> [PASSAGE GIVEN]
Start

Given the above assumption, it would be tempting to identify one synonym for each of the words, and to compute the relative proportions in each of the synonym pairs (Borski and Kokowski, 2021). Linguistically speaking, however, such an approach would hardly be feasible. Firstly, only a fraction of words have their synonyms. Secondly, some semantic fields are rather rich and cannot be reduced to a mere pair of synonyms. Thirdly, in the case of the most frequent words (articles, particles, prepositions) seeking their synonyms doesn’t make much sense, yet still,
relevant counterparts for these frequent words obviously exist. Rather than identifying rigid lexical synonyms, then, I used a word embedding model (GloVe, 100 dimensions) to extract
n semantic nearest neighbors for each of the words in question. Consequently, the neighbors for the word “person” were: “woman”, “gentleman”, “man”, “one”, “sort”, “whom”, “thing”, “young”, etc., whereas the neighbors for the word “the” were as follows: “of”, “this”, “in”, “there”, “on”, “one”, “which”, “its”, “was”, “a”, “and”, etc. For each target word, a relative frequency was calculated as the number of occurrences divided by the sum of occurrences of its
n semantic neighbors (
n being the size of semantic space to be tested).
Results
In order to corroborate the above intuitions, a controlled experiment was designed. A benchmark corpus of 100 English novels (33 authorial classes) was used, together with the package ‘stylo’ to perform the tests (Eder et al., 2016). Different classifiers, MFW vectors and, most importantly, different sizes of the semantic space were tested systematically, in a supervised setup with stratified cross-validation. On theoretical grounds, the size of the semantic space
n = 37,000 (roughly the total number word types in the benchmark corpus) would be equivalent to classical relative frequencies, whereas the space of the size
n = 1 means that the frequencies are relative to exactly one other word (e.g. the frequency of the word “the” would be the number of occurrences of “the” divided by the total number of “the” and “of”).
Figure 1: The performance (F1 scores) for a benchmark corpus of English novels and Cosine Delta as a classifier. The results depend on the MFW vector (y axis) and the size of the semantic space (x axis). Classifier used: Classic Delta.
The obtained results clearly suggest that the new method outperforms the classical relative frequencies solution. In agreement with several previous studies, longer MFW vectors worked better than, say, 100 MFWs. Less intuitive was the fact that the best performing word frequencies were the ones relative to ca. 50 neighboring words (Fig. 1). A recipe for a robust authorship attribution setup seems to be as follows: take 1,000 MFWs, and compute their frequencies using, for each word, the occurrences of their 50 semantic neighbors.

End

> [REQUIREMENTS]
(a) Reproduce the passage on authorship attribution between "The obtained results" and "50 semantic neighbors.", inclusive.
(b) In the passage on authorship attribution, which word embedding model was used to extract the semantic nearest neighbors?

> [INFORMATION SUPPLIED]
Start

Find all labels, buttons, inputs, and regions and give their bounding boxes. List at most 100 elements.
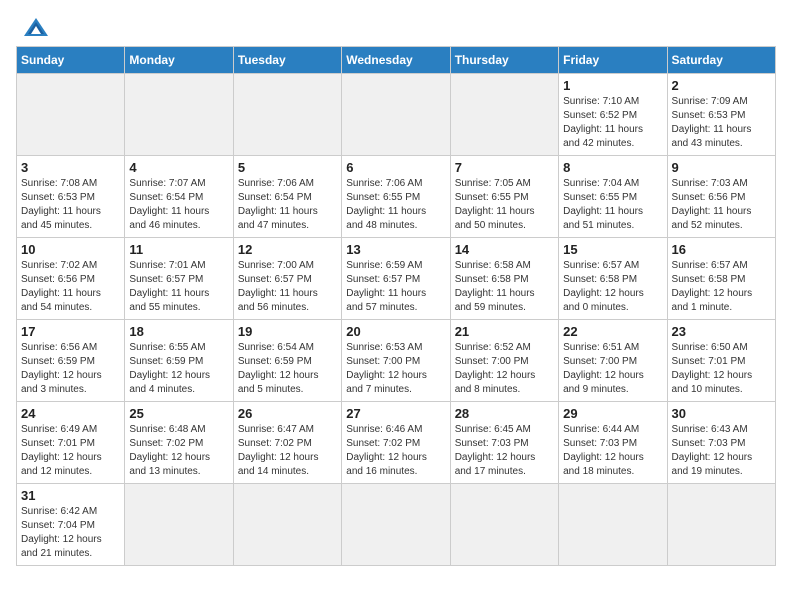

End

> [COMPLETE ANSWERS]
(a)
The obtained results clearly suggest that the new method outperforms the classical relative frequencies solution. In agreement with several previous studies, longer MFW vectors worked better than, say, 100 MFWs. Less intuitive was the fact that the best performing word frequencies were the ones relative to ca. 50 neighboring words (Fig. 1). A recipe for a robust authorship attribution setup seems to be as follows: take 1,000 MFWs, and compute their frequencies using, for each word, the occurrences of their 50 semantic neighbors.

(b) GloVe, with 100 dimensions.